(EXERCISE)
Collect every line below that contains the word "Изготовление".

** BEGIN RECORDS SHOWN **

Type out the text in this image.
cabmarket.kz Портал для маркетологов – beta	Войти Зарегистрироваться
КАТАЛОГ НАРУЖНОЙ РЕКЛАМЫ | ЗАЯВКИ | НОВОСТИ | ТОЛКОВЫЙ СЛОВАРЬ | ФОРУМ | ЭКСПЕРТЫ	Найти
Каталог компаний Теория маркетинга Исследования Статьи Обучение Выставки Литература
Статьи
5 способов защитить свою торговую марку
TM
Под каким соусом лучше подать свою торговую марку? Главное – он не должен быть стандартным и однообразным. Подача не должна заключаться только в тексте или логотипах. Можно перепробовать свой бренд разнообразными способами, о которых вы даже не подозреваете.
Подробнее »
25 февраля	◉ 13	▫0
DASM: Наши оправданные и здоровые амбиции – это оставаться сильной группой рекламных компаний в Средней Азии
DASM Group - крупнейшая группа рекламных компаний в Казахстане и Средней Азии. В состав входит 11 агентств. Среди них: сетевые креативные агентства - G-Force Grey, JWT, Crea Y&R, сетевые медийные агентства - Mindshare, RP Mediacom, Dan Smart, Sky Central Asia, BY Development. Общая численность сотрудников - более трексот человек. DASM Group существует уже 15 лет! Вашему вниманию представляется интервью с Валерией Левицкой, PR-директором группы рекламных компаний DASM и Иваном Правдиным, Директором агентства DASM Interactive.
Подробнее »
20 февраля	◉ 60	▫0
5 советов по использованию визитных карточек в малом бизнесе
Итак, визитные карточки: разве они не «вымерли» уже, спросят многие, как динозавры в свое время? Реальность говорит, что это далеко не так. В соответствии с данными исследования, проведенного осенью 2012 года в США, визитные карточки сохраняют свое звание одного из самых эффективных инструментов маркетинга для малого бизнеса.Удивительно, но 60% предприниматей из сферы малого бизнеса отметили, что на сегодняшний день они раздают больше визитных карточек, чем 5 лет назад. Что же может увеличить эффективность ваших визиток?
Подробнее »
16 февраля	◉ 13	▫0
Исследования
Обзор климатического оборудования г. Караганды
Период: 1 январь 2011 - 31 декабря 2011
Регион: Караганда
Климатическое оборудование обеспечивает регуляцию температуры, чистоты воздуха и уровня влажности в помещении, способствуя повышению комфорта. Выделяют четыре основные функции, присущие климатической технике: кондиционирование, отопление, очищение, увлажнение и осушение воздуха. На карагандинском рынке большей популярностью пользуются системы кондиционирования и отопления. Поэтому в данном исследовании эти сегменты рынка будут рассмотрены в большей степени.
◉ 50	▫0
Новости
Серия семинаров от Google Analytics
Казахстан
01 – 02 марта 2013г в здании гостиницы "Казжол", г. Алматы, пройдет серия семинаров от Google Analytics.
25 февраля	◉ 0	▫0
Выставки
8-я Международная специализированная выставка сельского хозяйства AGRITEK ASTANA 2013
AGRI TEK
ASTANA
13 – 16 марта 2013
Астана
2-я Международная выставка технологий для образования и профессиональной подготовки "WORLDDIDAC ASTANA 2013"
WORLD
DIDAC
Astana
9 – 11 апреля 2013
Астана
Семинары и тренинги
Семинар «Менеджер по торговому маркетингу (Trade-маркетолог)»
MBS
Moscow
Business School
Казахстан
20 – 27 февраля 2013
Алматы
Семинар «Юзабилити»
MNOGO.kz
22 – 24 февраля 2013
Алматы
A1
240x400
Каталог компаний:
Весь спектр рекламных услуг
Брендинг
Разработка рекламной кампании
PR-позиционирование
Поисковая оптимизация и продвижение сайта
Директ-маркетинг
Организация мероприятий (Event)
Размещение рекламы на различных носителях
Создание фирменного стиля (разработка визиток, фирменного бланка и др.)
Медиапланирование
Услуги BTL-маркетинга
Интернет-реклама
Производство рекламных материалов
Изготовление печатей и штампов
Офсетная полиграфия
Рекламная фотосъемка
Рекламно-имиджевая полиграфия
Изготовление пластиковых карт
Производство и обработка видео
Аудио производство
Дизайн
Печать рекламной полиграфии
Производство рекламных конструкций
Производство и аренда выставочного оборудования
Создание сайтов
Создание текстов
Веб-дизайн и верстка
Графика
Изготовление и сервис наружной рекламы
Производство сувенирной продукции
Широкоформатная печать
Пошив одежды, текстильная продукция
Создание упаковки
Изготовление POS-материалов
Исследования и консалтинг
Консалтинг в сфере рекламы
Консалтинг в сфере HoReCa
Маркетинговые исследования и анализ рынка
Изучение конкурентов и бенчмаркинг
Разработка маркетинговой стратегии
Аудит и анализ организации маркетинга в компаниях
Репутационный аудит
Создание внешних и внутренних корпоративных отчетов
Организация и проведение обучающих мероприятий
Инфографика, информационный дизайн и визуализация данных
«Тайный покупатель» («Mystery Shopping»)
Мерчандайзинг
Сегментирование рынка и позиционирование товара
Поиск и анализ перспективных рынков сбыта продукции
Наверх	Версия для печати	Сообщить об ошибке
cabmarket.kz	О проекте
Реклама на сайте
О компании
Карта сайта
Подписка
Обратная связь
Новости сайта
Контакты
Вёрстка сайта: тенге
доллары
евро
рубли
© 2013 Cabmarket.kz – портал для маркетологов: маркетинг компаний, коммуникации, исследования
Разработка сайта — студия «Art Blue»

** END RECORDS SHOWN **

(EXERCISE OUTPUT)
Изготовление печатей и штампов
Изготовление пластиковых карт
Изготовление и сервис наружной рекламы
Изготовление POS-материалов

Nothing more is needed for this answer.